Extract to read:
↓↓↓
But when people compare the speed of the EMA review times with those of the FDA, they are perhaps concentrating on the wrong thing, says Pignatti.
“Maybe we should look instead at the speed of the whole development. What are the mechanisms to bring effective drugs to patients before approval?” Pignatti says that pharmaceutical companies should find efficient ways beyond clinical trials for people to access drugs that have been heavily hyped in the media. It is wrong, he says, that often the only access route to a promising new agent in the absence of any valid alternatives is through randomised clinical trials, where a patient might find themselves on the non-active arm. When equipoise is lost, drug companies could provide access to at least some patients and investigators through observational studies, which, in addition, can still provide meaningful data.
“If pharmaceutical companies are afraid to open up a compassionate use programme because they are worried about losing the patient population for their trials this is the wrong approach.” Pignatti apologises for soundings defensive on the subject.
Comparisons with decisions and timing by other regulatory bodies around the world have also led to criticism. A number of papers in oncology journals have pointed out that, despite the submission of identical supporting data from clinical trials, the EMA and FDA have come to subtly different findings which are not obviously explainable.
In 2011 the Journal of Clinical Oncology published research showing that of the 100 indications for 42 cancer drugs evaluated by the EMA and FDA between 1995 and 2008, 19 indications were not approved by one or other of the agencies and 10 had different label wording with significant clinical meaning. For example, in 2011 the FDA withdrew an authorisation for using Avastin (bevacizumab) for advanced breast cancer following new data, while the EMA kept its use in combination with chemotherapy.
But Pignatti points out that these decisions are not made randomly or in isolation. What people might not know is that the EMA is constantly collaborating and comparing notes with the FDA, and other regulatory authorities in Canada, Japan and elsewhere, through monthly teleconferences.
↑↑↑
Explore the material:
A - Answer the following from the passage on EMA and FDA cancer drug approvals:
(i) In what year did the Journal of Clinical Oncology publish the research comparing EMA and FDA evaluations?
(ii) Through what kind of studies does Pignatti say drug companies could provide access once equipoise is lost?
(iii) How often does the EMA hold teleconferences with the FDA and other regulatory authorities?
B - Give a continuation of the passage on EMA and FDA cancer drug approvals, beginning after its final sentence.

Source material:
↓↓↓
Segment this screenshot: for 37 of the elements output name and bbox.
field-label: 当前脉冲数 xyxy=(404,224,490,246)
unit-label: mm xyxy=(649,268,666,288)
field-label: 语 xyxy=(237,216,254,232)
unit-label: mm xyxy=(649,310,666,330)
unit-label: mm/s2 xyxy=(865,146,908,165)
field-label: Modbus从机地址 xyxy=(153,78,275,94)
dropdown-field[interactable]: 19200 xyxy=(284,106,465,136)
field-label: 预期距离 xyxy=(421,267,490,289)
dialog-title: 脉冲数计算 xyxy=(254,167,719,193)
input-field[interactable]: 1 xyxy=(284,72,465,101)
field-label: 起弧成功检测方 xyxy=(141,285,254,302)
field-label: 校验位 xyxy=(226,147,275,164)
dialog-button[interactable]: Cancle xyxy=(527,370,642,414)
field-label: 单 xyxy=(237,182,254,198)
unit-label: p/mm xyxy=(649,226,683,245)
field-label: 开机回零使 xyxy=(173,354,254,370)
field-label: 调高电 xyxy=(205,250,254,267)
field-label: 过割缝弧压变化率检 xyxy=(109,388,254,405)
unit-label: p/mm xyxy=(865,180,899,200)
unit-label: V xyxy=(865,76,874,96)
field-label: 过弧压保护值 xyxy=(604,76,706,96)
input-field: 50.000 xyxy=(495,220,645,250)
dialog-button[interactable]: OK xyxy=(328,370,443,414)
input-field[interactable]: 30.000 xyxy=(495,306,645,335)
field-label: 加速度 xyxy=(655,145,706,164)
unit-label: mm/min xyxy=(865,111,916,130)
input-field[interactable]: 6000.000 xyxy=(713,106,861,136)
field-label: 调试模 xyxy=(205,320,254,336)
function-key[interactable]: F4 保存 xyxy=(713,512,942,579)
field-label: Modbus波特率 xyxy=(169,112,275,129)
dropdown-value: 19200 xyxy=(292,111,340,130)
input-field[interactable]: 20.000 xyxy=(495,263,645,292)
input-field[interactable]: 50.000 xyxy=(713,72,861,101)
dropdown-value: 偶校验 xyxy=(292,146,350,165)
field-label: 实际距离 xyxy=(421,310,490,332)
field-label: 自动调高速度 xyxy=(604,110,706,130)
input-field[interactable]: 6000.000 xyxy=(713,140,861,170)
↑↑↑
Task-by-task outputs:
A -
(i) 2011
(ii) Observational studies
(iii) Monthly

B -
“We go through the products we are assessing, and though we don’t try to achieve common decisions it’s very important that we don’t think in isolation. Drug development is on a global scale so regulation has to be aware on a global scale. Our processes and the efficiency of our processes may be different, but I think it’s very important that on methodological issues we achieve good alignment.”
“If there is a divergence, it will often have been discussed with our colleagues before we make a decision. If we think there is a justifiable reason why we should do differently than another regulator, then we make every effort for this to be understood. As I said, you are dealing with a lot of uncertainty here, and balancing benefit and risk there can be a narrow line between going one way or another.”
And so we come back to uncertainty. It is 20 years since the EMA was set up, and Pignatti believes that moving forward on cancer drugs over the next 20 must involve acknowledging and embracing methods to deal with uncertainty – for all the challenges that creates. It is, he says, always worth keeping in mind the end goal.
“Obviously there is a very high responsibility and no one person can take this on, which is why we have experts and committees and work in a very European-style bureaucratic system. But it works. If all the legal requirements are met in terms of safety and efficacy, and a drug receives a marketing authorisation, you see the end stage of all the successful drug developments for people with cancer. It is a very nice place to be.”